Problem: Track down the lines that contain "data" and copy them.

-- START OF Records for the exercise --

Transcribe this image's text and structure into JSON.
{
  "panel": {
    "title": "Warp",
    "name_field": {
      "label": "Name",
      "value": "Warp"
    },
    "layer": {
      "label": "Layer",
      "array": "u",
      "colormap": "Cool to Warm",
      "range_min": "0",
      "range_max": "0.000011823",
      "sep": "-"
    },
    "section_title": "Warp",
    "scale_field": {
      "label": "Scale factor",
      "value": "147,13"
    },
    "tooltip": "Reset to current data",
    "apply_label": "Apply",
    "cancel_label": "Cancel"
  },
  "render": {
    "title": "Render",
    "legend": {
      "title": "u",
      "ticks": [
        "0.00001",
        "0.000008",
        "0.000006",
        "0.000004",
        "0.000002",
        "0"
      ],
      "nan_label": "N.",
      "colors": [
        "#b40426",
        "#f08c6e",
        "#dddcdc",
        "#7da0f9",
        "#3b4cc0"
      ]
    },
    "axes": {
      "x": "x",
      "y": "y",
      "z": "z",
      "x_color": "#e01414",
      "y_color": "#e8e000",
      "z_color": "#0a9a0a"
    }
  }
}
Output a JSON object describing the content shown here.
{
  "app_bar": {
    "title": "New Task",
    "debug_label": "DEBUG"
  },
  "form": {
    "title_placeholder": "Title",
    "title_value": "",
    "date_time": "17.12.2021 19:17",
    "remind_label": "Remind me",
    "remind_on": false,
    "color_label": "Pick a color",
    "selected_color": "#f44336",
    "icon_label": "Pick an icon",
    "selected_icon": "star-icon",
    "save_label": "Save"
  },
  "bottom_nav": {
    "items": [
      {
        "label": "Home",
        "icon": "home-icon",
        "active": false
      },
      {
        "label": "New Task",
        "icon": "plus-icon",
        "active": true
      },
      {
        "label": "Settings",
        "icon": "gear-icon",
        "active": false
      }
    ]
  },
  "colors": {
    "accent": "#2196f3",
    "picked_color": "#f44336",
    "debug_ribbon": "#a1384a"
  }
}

-- END OF Records for the exercise --
-- START OF Records for the exercise --

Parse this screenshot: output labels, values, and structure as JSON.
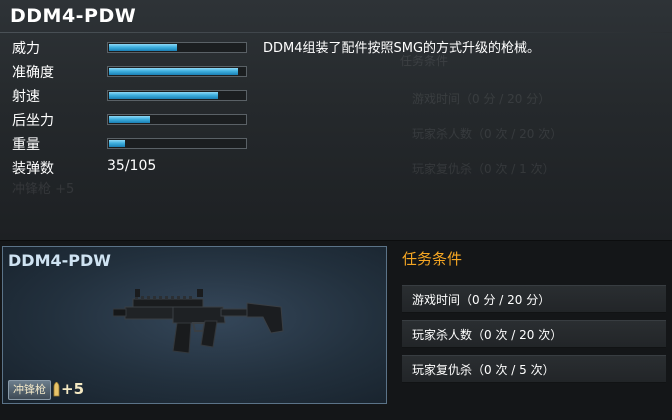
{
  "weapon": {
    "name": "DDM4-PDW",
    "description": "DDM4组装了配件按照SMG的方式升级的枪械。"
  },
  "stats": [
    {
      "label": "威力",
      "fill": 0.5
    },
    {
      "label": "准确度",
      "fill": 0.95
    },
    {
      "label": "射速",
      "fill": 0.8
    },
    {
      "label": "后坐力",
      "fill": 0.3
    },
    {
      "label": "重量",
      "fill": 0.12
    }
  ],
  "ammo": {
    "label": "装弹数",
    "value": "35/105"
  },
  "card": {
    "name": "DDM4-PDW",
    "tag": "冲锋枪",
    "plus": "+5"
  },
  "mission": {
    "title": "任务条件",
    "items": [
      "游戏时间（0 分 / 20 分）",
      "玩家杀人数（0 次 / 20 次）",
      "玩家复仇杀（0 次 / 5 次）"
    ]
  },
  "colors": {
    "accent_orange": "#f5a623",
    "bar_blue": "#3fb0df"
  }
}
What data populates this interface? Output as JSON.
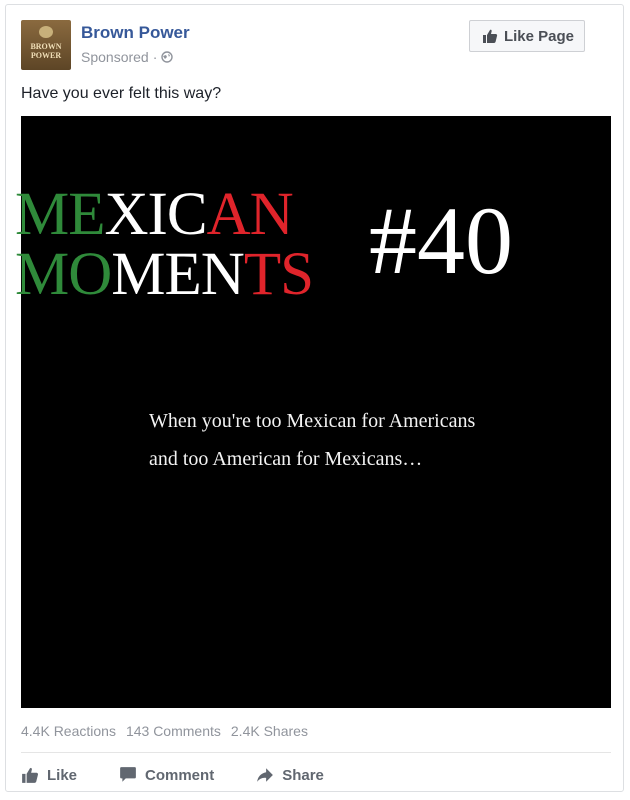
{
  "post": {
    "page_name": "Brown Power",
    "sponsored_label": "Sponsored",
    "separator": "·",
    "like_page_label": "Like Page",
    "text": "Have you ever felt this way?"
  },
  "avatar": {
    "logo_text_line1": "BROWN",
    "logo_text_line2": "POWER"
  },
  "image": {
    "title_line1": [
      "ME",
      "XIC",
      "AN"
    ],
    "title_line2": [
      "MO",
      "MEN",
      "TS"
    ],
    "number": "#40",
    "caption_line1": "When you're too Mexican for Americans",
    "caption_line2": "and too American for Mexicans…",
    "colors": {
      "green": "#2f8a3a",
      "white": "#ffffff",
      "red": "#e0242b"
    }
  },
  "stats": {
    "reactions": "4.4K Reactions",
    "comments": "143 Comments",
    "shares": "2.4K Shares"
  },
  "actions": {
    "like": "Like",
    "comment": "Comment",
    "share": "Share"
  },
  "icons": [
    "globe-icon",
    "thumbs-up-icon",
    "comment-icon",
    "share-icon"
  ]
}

-- END OF Records for the exercise --
-- START OF Records for the exercise --

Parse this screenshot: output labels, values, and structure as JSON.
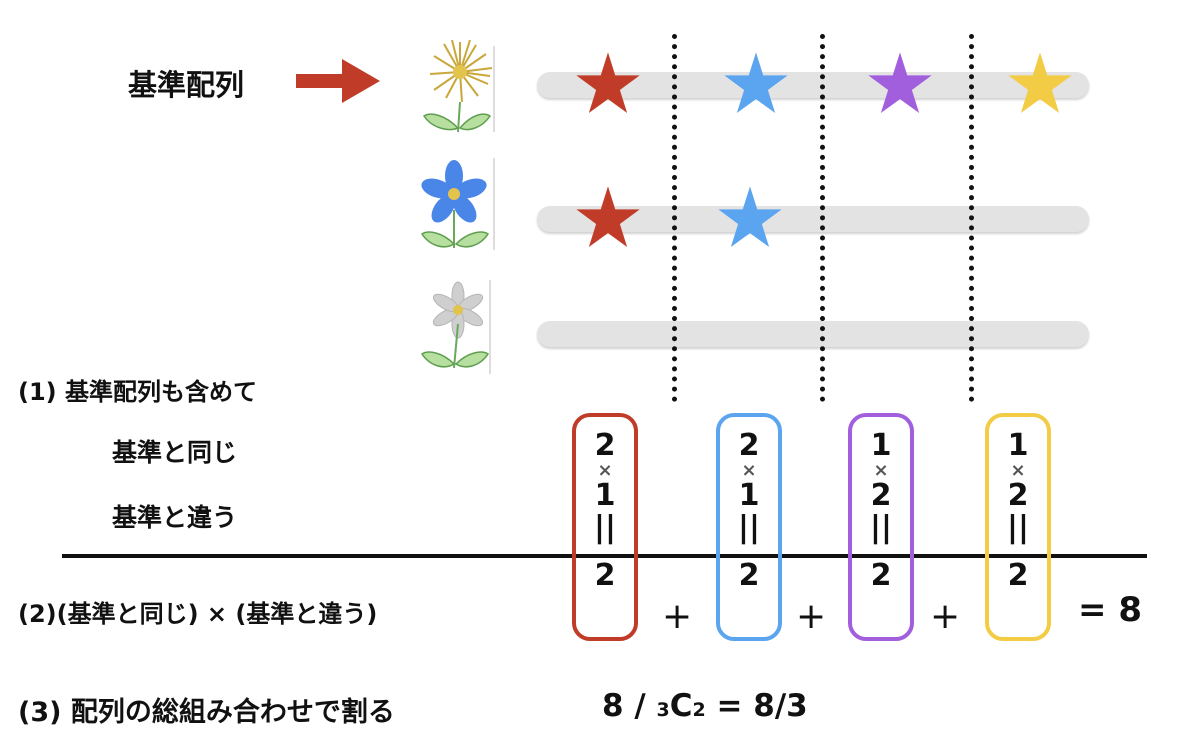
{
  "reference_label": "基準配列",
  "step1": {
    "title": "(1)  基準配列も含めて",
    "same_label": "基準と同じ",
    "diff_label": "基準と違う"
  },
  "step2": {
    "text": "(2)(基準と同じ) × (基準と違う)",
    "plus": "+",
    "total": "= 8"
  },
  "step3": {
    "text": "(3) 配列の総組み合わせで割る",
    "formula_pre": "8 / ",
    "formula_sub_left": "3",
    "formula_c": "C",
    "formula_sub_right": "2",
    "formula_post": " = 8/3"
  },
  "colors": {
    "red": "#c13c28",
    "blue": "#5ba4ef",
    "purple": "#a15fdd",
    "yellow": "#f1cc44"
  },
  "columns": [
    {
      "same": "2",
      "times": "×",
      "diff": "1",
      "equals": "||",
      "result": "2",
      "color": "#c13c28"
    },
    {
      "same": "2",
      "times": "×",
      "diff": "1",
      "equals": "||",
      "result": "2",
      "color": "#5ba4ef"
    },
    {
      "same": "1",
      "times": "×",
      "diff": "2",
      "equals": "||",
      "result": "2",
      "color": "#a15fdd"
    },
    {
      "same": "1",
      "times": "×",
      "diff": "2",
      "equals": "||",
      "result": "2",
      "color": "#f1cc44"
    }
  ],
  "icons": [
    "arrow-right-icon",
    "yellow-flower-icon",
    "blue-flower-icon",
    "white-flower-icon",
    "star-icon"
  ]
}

-- END OF Records for the exercise --

Output for this exercise:
    "tooltip": "Reset to current data",
What data populates this interface? Output as JSON.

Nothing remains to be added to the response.